** begin Input records **

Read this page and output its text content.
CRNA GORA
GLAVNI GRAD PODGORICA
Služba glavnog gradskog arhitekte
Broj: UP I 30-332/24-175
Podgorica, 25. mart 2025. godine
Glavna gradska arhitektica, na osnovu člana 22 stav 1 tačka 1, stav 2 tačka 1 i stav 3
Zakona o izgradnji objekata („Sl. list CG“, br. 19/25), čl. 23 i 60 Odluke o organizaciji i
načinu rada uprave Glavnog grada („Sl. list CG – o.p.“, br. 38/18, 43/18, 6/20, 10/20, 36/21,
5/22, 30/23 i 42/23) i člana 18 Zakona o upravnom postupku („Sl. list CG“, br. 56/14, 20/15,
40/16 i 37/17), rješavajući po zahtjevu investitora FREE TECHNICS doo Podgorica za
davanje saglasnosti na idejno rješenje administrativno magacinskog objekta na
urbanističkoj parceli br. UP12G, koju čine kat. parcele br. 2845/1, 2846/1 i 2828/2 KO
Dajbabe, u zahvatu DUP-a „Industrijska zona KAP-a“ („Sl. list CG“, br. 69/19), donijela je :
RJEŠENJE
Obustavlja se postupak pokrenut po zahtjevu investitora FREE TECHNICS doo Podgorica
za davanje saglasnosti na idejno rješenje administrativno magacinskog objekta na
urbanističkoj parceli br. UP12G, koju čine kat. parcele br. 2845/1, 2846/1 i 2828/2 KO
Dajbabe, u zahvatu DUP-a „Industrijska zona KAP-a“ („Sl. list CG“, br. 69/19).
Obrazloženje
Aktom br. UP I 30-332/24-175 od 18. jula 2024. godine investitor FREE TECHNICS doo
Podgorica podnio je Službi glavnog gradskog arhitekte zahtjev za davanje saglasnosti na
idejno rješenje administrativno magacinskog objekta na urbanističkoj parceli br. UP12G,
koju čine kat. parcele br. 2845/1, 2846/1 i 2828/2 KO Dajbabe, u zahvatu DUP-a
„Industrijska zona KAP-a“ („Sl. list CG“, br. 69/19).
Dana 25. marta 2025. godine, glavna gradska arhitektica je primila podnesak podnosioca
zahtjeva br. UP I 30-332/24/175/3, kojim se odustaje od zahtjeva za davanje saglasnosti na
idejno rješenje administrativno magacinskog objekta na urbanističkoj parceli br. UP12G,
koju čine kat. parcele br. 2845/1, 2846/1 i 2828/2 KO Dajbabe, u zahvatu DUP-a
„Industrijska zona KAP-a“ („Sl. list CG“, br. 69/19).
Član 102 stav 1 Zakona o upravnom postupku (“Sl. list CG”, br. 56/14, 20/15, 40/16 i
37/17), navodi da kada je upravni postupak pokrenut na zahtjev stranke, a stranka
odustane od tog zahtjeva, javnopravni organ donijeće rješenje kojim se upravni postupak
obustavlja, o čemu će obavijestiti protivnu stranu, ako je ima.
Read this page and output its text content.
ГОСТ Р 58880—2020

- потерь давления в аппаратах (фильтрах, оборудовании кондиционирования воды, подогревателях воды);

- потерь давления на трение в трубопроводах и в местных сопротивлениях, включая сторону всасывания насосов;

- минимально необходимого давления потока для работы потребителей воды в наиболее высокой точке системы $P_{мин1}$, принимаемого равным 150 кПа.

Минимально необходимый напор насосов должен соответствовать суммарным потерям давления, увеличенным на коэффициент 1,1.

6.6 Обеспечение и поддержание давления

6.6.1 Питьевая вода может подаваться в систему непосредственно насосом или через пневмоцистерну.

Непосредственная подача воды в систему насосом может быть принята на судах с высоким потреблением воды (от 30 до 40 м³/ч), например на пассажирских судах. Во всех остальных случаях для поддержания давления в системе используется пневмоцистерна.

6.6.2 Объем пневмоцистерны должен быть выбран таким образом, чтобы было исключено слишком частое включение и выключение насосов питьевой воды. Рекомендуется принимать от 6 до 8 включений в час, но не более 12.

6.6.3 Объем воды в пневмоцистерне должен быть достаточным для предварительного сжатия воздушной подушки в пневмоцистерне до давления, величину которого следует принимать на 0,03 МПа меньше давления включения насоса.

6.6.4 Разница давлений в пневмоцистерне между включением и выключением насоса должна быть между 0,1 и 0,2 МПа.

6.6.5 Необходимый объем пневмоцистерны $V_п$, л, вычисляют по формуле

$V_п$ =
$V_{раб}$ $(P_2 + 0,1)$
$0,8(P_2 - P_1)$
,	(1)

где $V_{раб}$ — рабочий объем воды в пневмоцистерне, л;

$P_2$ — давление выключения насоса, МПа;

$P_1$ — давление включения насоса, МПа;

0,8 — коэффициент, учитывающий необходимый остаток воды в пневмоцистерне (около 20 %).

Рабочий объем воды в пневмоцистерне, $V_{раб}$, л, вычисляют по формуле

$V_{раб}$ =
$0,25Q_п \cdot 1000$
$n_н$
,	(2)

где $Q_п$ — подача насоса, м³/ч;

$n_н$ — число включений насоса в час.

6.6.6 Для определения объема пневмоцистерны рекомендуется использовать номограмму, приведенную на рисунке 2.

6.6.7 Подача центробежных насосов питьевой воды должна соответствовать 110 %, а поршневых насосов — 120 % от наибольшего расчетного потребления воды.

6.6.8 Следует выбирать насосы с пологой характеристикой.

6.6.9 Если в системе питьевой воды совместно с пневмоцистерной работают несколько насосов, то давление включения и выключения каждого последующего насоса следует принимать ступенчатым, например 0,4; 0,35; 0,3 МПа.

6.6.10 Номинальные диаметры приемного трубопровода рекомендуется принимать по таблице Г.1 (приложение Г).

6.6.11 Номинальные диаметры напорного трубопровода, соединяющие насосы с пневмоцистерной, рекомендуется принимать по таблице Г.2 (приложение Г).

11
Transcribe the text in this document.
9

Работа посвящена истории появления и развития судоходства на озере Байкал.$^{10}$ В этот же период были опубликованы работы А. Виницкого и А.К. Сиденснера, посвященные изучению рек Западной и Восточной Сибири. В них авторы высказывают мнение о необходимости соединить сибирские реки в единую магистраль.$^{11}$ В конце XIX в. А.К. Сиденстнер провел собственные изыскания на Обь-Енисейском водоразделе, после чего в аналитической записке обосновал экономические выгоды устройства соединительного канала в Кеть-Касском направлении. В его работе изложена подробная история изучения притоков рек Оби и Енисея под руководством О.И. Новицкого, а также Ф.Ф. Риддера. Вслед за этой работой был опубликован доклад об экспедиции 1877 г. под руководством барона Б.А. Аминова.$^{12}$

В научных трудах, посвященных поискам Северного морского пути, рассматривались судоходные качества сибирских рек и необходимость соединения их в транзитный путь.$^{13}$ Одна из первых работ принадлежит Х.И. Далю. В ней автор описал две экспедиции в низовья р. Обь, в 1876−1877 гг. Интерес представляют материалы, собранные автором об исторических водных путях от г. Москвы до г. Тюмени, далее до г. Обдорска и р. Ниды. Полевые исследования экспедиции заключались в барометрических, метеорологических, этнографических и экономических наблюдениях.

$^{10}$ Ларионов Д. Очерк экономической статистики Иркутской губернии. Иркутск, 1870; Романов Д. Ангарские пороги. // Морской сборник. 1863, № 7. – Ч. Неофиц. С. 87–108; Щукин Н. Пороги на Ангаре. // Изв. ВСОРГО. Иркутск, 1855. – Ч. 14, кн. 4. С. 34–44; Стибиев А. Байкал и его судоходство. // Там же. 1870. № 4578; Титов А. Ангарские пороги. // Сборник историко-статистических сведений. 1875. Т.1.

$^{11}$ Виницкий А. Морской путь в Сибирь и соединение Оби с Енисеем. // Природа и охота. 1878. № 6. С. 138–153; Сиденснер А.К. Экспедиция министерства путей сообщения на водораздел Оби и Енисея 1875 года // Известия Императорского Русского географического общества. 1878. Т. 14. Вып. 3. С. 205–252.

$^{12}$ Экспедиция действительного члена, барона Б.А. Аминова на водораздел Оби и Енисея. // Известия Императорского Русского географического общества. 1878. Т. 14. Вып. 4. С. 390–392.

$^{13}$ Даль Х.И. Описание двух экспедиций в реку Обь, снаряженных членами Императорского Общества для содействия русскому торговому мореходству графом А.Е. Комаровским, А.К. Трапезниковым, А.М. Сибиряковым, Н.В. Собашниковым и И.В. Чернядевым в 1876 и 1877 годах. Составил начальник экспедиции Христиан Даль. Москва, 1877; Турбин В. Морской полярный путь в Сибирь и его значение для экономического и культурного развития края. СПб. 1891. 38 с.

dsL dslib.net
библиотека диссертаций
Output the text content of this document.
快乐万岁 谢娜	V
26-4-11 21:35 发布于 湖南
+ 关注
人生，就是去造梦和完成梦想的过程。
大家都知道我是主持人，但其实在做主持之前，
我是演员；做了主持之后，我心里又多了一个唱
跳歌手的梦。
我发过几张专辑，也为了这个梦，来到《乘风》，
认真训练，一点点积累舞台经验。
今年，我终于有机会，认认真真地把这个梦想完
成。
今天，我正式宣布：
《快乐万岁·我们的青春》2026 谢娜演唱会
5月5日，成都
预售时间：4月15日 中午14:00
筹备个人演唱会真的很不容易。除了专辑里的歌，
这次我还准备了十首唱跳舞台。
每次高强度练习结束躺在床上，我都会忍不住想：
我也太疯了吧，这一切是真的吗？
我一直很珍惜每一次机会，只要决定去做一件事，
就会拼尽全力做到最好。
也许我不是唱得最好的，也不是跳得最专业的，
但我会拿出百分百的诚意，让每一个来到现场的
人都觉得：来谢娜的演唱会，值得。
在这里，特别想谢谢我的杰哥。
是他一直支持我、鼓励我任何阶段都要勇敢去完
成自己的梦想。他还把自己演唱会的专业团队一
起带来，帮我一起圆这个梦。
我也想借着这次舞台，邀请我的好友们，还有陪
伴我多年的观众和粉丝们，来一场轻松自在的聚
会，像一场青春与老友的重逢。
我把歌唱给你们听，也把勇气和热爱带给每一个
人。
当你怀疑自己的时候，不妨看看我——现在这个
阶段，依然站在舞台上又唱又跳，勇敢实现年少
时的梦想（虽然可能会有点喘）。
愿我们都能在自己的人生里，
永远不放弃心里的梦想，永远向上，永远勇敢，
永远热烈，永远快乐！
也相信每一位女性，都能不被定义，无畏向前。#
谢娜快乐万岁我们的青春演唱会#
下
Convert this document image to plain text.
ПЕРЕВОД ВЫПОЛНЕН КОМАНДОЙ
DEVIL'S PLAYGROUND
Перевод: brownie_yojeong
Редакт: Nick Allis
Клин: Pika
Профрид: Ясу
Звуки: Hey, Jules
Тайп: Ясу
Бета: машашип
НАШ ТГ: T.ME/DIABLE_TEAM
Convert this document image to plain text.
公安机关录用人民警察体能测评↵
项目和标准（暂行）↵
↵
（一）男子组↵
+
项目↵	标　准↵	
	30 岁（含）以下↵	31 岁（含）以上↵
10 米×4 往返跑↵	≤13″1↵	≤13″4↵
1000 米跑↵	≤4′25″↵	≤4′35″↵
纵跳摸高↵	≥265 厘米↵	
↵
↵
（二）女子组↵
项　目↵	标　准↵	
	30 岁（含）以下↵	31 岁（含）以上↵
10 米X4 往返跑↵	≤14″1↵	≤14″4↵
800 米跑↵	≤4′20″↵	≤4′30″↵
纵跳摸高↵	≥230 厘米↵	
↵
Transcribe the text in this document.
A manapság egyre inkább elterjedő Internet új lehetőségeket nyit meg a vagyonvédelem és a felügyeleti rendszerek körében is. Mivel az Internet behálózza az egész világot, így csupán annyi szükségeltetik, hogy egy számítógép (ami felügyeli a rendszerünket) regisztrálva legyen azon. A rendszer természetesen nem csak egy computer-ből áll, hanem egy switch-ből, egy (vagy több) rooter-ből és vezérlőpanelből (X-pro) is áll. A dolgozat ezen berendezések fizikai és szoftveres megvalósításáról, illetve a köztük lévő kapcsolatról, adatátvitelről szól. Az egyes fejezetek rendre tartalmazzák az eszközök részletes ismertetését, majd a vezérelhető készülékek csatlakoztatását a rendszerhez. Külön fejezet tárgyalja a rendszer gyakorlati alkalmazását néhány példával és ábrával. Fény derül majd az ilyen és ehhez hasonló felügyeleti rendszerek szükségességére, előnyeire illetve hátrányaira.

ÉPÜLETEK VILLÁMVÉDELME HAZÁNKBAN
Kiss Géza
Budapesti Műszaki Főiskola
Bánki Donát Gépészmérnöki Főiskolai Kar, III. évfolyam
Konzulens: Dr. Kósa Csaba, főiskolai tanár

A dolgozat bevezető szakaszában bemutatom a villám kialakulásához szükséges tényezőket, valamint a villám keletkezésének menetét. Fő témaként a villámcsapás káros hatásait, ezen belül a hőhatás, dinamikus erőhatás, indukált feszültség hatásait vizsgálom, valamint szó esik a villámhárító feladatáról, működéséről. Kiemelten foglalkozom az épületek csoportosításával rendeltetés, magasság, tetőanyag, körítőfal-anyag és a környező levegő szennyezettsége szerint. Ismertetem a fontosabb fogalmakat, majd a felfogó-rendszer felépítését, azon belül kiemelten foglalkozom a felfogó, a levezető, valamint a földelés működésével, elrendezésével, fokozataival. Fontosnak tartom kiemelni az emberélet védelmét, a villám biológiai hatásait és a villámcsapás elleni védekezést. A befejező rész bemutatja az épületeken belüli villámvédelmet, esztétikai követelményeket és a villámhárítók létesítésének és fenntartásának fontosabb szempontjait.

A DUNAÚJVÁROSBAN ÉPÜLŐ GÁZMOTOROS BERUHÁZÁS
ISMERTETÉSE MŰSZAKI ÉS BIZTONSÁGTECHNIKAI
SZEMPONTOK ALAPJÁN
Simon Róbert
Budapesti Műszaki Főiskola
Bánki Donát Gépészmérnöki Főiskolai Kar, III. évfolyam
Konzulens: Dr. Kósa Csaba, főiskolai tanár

** end Input records **

Problem details: From the data above, count the lines where "работы" occurs and give that figure and nothing else.

Exercise output: 2